[Entries taken from a collection]
-- Begin --
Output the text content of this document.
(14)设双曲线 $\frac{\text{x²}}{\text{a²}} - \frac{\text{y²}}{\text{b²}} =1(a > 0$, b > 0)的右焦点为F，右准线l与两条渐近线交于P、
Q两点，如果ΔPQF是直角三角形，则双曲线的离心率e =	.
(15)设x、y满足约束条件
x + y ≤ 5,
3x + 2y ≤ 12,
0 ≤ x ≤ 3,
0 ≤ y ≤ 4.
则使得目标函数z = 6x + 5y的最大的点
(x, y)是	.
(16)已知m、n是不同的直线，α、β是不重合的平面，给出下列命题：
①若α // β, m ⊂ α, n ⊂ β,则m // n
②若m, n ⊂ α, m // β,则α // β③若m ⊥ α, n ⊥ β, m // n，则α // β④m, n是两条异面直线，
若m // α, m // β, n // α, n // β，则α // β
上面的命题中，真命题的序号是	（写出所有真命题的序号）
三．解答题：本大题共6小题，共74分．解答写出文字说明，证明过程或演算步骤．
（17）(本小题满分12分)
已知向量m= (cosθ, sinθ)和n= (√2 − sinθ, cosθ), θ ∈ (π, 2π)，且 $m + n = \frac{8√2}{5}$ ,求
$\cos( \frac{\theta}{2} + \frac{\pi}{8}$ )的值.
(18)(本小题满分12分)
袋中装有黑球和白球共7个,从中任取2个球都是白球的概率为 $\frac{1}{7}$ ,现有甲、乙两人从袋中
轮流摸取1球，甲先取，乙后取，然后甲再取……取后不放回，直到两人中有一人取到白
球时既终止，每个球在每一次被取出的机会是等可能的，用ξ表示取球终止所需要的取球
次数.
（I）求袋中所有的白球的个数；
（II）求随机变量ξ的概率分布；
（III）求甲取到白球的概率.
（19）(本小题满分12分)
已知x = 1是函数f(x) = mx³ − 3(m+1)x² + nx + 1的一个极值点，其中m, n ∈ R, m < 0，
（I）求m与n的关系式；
-- End --
**Your task**
Reproduce all of the data exactly as given.

**Result**
Output the text content of this document.
(14)设双曲线 $\frac{\text{x²}}{\text{a²}} - \frac{\text{y²}}{\text{b²}} =1(a > 0$, b > 0)的右焦点为F，右准线l与两条渐近线交于P、
Q两点，如果ΔPQF是直角三角形，则双曲线的离心率e =	.
(15)设x、y满足约束条件
x + y ≤ 5,
3x + 2y ≤ 12,
0 ≤ x ≤ 3,
0 ≤ y ≤ 4.
则使得目标函数z = 6x + 5y的最大的点
(x, y)是	.
(16)已知m、n是不同的直线，α、β是不重合的平面，给出下列命题：
①若α // β, m ⊂ α, n ⊂ β,则m // n
②若m, n ⊂ α, m // β,则α // β③若m ⊥ α, n ⊥ β, m // n，则α // β④m, n是两条异面直线，
若m // α, m // β, n // α, n // β，则α // β
上面的命题中，真命题的序号是	（写出所有真命题的序号）
三．解答题：本大题共6小题，共74分．解答写出文字说明，证明过程或演算步骤．
（17）(本小题满分12分)
已知向量m= (cosθ, sinθ)和n= (√2 − sinθ, cosθ), θ ∈ (π, 2π)，且 $m + n = \frac{8√2}{5}$ ,求
$\cos( \frac{\theta}{2} + \frac{\pi}{8}$ )的值.
(18)(本小题满分12分)
袋中装有黑球和白球共7个,从中任取2个球都是白球的概率为 $\frac{1}{7}$ ,现有甲、乙两人从袋中
轮流摸取1球，甲先取，乙后取，然后甲再取……取后不放回，直到两人中有一人取到白
球时既终止，每个球在每一次被取出的机会是等可能的，用ξ表示取球终止所需要的取球
次数.
（I）求袋中所有的白球的个数；
（II）求随机变量ξ的概率分布；
（III）求甲取到白球的概率.
（19）(本小题满分12分)
已知x = 1是函数f(x) = mx³ − 3(m+1)x² + nx + 1的一个极值点，其中m, n ∈ R, m < 0，
（I）求m与n的关系式；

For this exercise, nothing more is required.